■ WHAT TO DO:
Your task is to reproduce the entries below word for word.

■ Figure content listings:
==============================

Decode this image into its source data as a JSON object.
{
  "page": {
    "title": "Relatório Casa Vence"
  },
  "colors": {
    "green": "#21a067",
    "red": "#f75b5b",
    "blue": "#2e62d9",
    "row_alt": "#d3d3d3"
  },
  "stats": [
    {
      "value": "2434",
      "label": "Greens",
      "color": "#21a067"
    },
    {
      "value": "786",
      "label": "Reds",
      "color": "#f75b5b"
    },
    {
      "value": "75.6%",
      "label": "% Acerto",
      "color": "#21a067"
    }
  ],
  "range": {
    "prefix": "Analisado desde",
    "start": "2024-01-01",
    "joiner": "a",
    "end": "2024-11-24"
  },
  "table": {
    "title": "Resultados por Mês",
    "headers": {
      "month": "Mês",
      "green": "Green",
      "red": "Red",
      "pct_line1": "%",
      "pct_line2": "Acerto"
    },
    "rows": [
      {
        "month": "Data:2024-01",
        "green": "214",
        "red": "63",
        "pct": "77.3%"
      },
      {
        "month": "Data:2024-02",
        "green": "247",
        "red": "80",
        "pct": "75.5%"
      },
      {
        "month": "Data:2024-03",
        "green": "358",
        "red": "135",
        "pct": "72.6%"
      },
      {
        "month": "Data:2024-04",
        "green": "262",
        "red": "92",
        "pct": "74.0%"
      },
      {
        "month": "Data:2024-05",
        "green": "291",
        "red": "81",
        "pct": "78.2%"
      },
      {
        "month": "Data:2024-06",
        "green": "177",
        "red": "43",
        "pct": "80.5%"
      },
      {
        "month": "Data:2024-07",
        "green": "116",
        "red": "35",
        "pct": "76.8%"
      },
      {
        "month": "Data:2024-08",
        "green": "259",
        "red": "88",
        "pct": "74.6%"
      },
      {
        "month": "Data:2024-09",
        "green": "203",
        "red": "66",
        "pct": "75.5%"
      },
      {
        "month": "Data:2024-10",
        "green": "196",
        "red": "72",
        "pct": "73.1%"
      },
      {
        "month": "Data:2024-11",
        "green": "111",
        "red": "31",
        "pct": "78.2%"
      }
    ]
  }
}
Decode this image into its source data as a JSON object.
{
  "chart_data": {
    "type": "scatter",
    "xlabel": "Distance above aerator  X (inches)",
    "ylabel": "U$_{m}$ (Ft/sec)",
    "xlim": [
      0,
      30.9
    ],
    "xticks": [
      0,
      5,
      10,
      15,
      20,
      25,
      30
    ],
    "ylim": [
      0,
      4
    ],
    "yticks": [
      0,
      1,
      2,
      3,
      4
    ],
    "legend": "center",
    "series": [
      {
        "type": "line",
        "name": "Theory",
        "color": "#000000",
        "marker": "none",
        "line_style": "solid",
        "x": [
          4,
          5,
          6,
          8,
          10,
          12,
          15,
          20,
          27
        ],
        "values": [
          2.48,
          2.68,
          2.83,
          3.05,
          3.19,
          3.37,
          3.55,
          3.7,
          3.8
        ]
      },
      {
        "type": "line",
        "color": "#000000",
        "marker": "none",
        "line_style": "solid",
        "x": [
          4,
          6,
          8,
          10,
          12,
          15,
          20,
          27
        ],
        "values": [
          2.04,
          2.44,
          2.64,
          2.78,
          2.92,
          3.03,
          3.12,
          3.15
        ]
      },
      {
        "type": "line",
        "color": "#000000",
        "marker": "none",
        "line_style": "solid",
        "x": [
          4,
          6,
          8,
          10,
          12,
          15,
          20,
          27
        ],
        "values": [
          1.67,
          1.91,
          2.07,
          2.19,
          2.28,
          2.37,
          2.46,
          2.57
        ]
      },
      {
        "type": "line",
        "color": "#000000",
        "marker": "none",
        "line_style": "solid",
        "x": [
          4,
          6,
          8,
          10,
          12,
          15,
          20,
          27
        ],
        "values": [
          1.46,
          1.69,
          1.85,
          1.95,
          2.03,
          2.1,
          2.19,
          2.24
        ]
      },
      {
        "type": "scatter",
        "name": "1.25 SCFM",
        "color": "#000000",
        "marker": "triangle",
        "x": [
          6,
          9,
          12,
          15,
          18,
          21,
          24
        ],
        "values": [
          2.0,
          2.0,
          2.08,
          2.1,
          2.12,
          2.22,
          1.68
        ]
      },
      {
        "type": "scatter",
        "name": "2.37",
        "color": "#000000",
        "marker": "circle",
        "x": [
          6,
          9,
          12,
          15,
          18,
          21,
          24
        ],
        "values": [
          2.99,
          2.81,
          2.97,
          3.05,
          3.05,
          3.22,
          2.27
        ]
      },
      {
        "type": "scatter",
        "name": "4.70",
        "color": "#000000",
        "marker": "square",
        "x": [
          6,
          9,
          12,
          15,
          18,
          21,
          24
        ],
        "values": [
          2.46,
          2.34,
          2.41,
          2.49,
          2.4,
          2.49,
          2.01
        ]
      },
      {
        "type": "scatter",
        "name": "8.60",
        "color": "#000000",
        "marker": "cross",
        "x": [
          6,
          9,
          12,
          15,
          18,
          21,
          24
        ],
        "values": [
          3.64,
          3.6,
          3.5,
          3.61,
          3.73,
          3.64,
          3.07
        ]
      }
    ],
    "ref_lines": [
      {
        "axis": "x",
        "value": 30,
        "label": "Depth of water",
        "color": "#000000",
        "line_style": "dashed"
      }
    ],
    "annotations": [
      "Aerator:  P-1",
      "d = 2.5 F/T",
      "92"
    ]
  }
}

==============================

■ ANSWER TO THE PROBLEM:
Decode this image into its source data as a JSON object.
{
  "page": {
    "title": "Relatório Casa Vence"
  },
  "colors": {
    "green": "#21a067",
    "red": "#f75b5b",
    "blue": "#2e62d9",
    "row_alt": "#d3d3d3"
  },
  "stats": [
    {
      "value": "2434",
      "label": "Greens",
      "color": "#21a067"
    },
    {
      "value": "786",
      "label": "Reds",
      "color": "#f75b5b"
    },
    {
      "value": "75.6%",
      "label": "% Acerto",
      "color": "#21a067"
    }
  ],
  "range": {
    "prefix": "Analisado desde",
    "start": "2024-01-01",
    "joiner": "a",
    "end": "2024-11-24"
  },
  "table": {
    "title": "Resultados por Mês",
    "headers": {
      "month": "Mês",
      "green": "Green",
      "red": "Red",
      "pct_line1": "%",
      "pct_line2": "Acerto"
    },
    "rows": [
      {
        "month": "Data:2024-01",
        "green": "214",
        "red": "63",
        "pct": "77.3%"
      },
      {
        "month": "Data:2024-02",
        "green": "247",
        "red": "80",
        "pct": "75.5%"
      },
      {
        "month": "Data:2024-03",
        "green": "358",
        "red": "135",
        "pct": "72.6%"
      },
      {
        "month": "Data:2024-04",
        "green": "262",
        "red": "92",
        "pct": "74.0%"
      },
      {
        "month": "Data:2024-05",
        "green": "291",
        "red": "81",
        "pct": "78.2%"
      },
      {
        "month": "Data:2024-06",
        "green": "177",
        "red": "43",
        "pct": "80.5%"
      },
      {
        "month": "Data:2024-07",
        "green": "116",
        "red": "35",
        "pct": "76.8%"
      },
      {
        "month": "Data:2024-08",
        "green": "259",
        "red": "88",
        "pct": "74.6%"
      },
      {
        "month": "Data:2024-09",
        "green": "203",
        "red": "66",
        "pct": "75.5%"
      },
      {
        "month": "Data:2024-10",
        "green": "196",
        "red": "72",
        "pct": "73.1%"
      },
      {
        "month": "Data:2024-11",
        "green": "111",
        "red": "31",
        "pct": "78.2%"
      }
    ]
  }
}
Decode this image into its source data as a JSON object.
{
  "chart_data": {
    "type": "scatter",
    "xlabel": "Distance above aerator  X (inches)",
    "ylabel": "U$_{m}$ (Ft/sec)",
    "xlim": [
      0,
      30.9
    ],
    "xticks": [
      0,
      5,
      10,
      15,
      20,
      25,
      30
    ],
    "ylim": [
      0,
      4
    ],
    "yticks": [
      0,
      1,
      2,
      3,
      4
    ],
    "legend": "center",
    "series": [
      {
        "type": "line",
        "name": "Theory",
        "color": "#000000",
        "marker": "none",
        "line_style": "solid",
        "x": [
          4,
          5,
          6,
          8,
          10,
          12,
          15,
          20,
          27
        ],
        "values": [
          2.48,
          2.68,
          2.83,
          3.05,
          3.19,
          3.37,
          3.55,
          3.7,
          3.8
        ]
      },
      {
        "type": "line",
        "color": "#000000",
        "marker": "none",
        "line_style": "solid",
        "x": [
          4,
          6,
          8,
          10,
          12,
          15,
          20,
          27
        ],
        "values": [
          2.04,
          2.44,
          2.64,
          2.78,
          2.92,
          3.03,
          3.12,
          3.15
        ]
      },
      {
        "type": "line",
        "color": "#000000",
        "marker": "none",
        "line_style": "solid",
        "x": [
          4,
          6,
          8,
          10,
          12,
          15,
          20,
          27
        ],
        "values": [
          1.67,
          1.91,
          2.07,
          2.19,
          2.28,
          2.37,
          2.46,
          2.57
        ]
      },
      {
        "type": "line",
        "color": "#000000",
        "marker": "none",
        "line_style": "solid",
        "x": [
          4,
          6,
          8,
          10,
          12,
          15,
          20,
          27
        ],
        "values": [
          1.46,
          1.69,
          1.85,
          1.95,
          2.03,
          2.1,
          2.19,
          2.24
        ]
      },
      {
        "type": "scatter",
        "name": "1.25 SCFM",
        "color": "#000000",
        "marker": "triangle",
        "x": [
          6,
          9,
          12,
          15,
          18,
          21,
          24
        ],
        "values": [
          2.0,
          2.0,
          2.08,
          2.1,
          2.12,
          2.22,
          1.68
        ]
      },
      {
        "type": "scatter",
        "name": "2.37",
        "color": "#000000",
        "marker": "circle",
        "x": [
          6,
          9,
          12,
          15,
          18,
          21,
          24
        ],
        "values": [
          2.99,
          2.81,
          2.97,
          3.05,
          3.05,
          3.22,
          2.27
        ]
      },
      {
        "type": "scatter",
        "name": "4.70",
        "color": "#000000",
        "marker": "square",
        "x": [
          6,
          9,
          12,
          15,
          18,
          21,
          24
        ],
        "values": [
          2.46,
          2.34,
          2.41,
          2.49,
          2.4,
          2.49,
          2.01
        ]
      },
      {
        "type": "scatter",
        "name": "8.60",
        "color": "#000000",
        "marker": "cross",
        "x": [
          6,
          9,
          12,
          15,
          18,
          21,
          24
        ],
        "values": [
          3.64,
          3.6,
          3.5,
          3.61,
          3.73,
          3.64,
          3.07
        ]
      }
    ],
    "ref_lines": [
      {
        "axis": "x",
        "value": 30,
        "label": "Depth of water",
        "color": "#000000",
        "line_style": "dashed"
      }
    ],
    "annotations": [
      "Aerator:  P-1",
      "d = 2.5 F/T",
      "92"
    ]
  }
}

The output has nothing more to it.